____ Text passage

Triphendiol (NV-196), development of a novel therapy for pancreatic cancer.

Despite incremental progress in the treatment of pancreatic adenocarcinoma, the prognosis of patients remains poor. Here, we report the preclinical studies in pancreatic cancer cells that demonstrate the efficacy of triphendiol (NV-196, a synthetic isoflavene) both as a monotherapy and as a gemcitabine sensitizer. The in-vitro effects of triphendiol on the pancreatic cancer cell lines HPAC and MIAPaCa-2 were determined using cell proliferation, flow cytometry, and western blot analysis. The antiproliferative activity of triphendiol was also investigated in two xenograft models of pancreatic cancer (HPAC and MIAPaCa-2). As a monotherapy, triphendiol-inhibited cell proliferation-induced p53-independent G2/M cell cycle arrest and activation of the intrinsic (mitochondrial) apoptosis pathway. Triphendiol-induced apoptosis was caspase independent and death receptor independent, whereas cell necrosis was caspase mediated. Using combination index analysis, we have shown that pretreatment of pancreatic cancer cells with triphendiol enhanced the cytotoxic effect of gemcitabine, the standard of care used to treat advanced pancreatic cancer. In xenograft models of pancreatic cancer, the rate of tumor proliferation on mice coadministered with triphendiol and gemcitabine was significantly reduced when compared with the corresponding tumor proliferation rates from the respective monotherapy-control and vehicle-control groups. Triphendiol was recently granted Investigational New Drug status by the US Food and Drug Administration. These data justify the commencement of clinical studies investigating the utility of combining triphendiol and gemcitabine in patients with early-stage and late-stage pancreatic cancer.

________

[About this task]
Answer from the triphendiol text:
(a) What kind of compound is triphendiol?
(b) Which two pancreatic cancer cell lines were studied?
(c) Which agency granted triphendiol Investigational New Drug status?

____ Data for analysis

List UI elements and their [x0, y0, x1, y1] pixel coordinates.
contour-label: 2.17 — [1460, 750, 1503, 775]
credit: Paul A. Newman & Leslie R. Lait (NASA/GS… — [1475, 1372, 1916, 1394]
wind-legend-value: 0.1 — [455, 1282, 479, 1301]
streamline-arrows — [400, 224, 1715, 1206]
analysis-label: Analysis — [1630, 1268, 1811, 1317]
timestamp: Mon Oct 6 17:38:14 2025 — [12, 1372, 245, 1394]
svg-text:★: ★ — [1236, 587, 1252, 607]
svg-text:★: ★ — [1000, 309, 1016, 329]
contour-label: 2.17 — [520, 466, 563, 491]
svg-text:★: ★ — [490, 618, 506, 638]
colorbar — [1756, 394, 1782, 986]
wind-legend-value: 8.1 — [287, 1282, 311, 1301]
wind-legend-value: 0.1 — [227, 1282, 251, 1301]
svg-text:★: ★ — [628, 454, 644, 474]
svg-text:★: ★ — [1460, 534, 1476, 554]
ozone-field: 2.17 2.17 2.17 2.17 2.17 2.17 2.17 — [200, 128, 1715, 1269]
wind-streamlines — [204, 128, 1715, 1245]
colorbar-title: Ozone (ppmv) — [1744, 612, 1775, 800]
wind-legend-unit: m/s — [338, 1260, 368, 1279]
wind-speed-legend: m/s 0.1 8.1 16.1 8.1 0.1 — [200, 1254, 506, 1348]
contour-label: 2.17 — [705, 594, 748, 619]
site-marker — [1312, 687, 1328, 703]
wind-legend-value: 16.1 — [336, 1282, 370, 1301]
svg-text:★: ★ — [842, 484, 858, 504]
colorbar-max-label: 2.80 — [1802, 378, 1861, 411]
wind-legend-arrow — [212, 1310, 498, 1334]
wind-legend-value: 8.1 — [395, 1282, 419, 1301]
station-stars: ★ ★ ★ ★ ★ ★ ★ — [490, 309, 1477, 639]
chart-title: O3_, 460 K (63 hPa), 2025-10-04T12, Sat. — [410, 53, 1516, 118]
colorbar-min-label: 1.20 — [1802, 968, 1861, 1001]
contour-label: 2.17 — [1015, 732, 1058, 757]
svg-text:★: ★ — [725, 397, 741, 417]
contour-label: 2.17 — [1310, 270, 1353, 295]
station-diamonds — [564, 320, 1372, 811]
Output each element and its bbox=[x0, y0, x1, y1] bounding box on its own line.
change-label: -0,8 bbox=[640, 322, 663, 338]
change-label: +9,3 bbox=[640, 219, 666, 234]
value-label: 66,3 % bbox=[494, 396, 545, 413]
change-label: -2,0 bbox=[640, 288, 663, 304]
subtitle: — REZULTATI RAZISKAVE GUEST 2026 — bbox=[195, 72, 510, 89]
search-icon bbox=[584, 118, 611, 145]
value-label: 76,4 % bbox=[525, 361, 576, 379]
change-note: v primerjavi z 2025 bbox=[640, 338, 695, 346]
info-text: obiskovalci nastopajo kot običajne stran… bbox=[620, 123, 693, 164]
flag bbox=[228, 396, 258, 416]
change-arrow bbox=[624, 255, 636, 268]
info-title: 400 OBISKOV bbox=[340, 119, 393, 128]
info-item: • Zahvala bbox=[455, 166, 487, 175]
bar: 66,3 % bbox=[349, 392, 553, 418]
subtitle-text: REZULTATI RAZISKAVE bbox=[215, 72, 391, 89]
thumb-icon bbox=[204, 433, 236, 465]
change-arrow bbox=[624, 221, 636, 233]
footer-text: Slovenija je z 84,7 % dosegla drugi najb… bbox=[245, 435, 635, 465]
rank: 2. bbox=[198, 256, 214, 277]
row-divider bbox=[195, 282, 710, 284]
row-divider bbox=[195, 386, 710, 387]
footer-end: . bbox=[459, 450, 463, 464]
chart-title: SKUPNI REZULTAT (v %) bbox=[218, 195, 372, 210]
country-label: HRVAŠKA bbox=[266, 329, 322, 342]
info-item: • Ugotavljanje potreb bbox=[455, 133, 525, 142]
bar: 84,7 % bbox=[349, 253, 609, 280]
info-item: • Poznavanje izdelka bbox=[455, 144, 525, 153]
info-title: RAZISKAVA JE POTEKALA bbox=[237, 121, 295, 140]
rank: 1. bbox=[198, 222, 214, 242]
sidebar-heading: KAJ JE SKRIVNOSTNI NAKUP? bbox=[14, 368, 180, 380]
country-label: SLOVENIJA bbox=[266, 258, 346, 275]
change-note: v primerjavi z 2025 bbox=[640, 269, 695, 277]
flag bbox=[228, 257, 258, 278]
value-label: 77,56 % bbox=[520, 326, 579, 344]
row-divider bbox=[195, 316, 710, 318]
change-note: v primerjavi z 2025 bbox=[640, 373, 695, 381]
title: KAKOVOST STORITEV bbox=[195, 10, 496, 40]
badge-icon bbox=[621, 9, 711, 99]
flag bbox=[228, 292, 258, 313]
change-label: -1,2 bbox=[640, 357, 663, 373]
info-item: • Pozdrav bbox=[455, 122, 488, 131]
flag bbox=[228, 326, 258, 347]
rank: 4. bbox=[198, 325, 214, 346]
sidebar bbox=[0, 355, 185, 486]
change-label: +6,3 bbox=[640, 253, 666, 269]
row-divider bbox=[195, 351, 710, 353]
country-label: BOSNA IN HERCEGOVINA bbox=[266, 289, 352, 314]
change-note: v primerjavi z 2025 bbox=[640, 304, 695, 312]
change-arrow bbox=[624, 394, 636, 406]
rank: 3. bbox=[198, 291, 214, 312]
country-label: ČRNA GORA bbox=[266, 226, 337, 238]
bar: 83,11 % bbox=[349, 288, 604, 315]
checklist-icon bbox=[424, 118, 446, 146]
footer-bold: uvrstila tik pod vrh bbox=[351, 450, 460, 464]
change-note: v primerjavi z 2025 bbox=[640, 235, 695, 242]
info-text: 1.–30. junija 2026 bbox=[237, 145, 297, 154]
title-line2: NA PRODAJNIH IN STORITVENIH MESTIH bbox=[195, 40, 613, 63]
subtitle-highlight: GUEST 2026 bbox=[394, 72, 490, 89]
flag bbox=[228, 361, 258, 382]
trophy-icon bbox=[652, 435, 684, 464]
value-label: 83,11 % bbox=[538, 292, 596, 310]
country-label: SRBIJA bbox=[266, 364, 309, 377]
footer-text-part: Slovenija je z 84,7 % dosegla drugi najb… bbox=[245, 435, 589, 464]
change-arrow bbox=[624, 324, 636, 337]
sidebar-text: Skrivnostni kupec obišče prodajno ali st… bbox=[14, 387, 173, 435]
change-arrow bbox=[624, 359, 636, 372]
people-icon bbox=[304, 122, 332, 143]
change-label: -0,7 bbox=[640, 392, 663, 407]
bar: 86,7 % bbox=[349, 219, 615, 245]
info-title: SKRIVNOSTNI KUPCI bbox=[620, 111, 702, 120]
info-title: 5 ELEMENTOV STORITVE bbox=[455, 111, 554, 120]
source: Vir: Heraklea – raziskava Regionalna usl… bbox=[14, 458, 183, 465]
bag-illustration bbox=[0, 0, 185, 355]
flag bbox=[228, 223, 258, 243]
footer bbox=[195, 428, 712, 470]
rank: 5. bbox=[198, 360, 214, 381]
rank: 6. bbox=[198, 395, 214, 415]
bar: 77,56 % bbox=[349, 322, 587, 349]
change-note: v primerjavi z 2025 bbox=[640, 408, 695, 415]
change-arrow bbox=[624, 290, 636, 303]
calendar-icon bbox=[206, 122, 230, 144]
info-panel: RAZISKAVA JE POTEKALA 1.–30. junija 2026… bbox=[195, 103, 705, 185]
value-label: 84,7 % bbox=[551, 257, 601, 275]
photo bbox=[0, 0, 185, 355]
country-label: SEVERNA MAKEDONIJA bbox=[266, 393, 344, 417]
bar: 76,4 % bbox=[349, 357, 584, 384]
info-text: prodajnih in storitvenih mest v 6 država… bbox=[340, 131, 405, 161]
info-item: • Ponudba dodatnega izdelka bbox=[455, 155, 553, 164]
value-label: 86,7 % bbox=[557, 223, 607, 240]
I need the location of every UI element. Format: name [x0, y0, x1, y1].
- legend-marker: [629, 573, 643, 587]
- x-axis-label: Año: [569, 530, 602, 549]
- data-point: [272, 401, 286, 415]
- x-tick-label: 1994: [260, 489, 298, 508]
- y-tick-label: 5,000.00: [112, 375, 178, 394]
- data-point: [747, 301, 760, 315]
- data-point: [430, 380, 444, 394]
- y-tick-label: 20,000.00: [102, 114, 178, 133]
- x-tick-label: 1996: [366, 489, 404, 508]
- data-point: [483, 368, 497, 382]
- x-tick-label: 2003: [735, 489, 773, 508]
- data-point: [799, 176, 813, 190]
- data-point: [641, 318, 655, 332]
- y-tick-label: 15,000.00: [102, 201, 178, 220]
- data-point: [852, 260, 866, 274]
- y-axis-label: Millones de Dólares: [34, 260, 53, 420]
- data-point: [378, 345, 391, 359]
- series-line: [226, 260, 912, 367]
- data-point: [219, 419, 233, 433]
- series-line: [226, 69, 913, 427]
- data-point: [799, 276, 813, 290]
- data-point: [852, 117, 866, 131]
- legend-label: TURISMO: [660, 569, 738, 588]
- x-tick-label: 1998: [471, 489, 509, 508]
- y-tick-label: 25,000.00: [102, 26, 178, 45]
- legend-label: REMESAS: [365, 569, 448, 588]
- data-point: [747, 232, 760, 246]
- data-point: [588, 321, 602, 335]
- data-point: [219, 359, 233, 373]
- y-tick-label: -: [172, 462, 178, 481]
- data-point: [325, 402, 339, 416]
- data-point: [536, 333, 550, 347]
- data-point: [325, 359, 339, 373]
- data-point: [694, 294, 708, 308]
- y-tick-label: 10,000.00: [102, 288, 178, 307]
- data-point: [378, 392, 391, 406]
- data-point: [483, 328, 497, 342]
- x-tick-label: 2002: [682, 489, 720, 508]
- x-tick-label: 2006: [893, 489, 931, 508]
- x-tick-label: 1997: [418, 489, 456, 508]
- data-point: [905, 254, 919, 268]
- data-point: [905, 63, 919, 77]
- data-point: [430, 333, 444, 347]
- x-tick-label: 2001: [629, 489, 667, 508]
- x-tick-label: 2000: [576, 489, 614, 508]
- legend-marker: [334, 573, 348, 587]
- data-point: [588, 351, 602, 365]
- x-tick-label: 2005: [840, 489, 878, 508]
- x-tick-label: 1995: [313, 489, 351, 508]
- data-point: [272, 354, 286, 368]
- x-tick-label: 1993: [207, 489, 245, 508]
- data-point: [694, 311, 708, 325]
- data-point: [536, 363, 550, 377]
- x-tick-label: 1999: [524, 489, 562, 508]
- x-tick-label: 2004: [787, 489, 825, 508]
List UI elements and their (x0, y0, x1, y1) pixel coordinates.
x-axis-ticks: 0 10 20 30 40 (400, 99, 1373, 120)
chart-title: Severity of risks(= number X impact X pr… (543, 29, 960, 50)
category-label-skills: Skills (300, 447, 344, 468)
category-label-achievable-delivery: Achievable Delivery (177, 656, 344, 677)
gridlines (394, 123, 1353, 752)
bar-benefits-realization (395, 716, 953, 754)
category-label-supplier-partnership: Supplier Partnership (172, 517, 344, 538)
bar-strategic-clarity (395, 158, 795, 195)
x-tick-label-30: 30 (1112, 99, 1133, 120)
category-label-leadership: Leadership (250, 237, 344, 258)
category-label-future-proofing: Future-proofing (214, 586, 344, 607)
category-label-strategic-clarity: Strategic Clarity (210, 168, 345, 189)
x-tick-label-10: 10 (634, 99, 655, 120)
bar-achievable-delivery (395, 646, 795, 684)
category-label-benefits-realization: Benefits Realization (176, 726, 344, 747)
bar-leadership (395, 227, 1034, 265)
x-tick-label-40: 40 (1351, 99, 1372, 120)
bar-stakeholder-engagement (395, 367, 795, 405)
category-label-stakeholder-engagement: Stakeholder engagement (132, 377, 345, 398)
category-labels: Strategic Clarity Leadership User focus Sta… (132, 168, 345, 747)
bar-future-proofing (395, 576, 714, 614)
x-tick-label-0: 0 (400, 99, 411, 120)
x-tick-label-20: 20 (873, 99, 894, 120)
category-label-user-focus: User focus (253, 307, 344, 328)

________

[Response below]
(a) A synthetic isoflavene
(b) HPAC and MIAPaCa-2
(c) The US Food and Drug Administration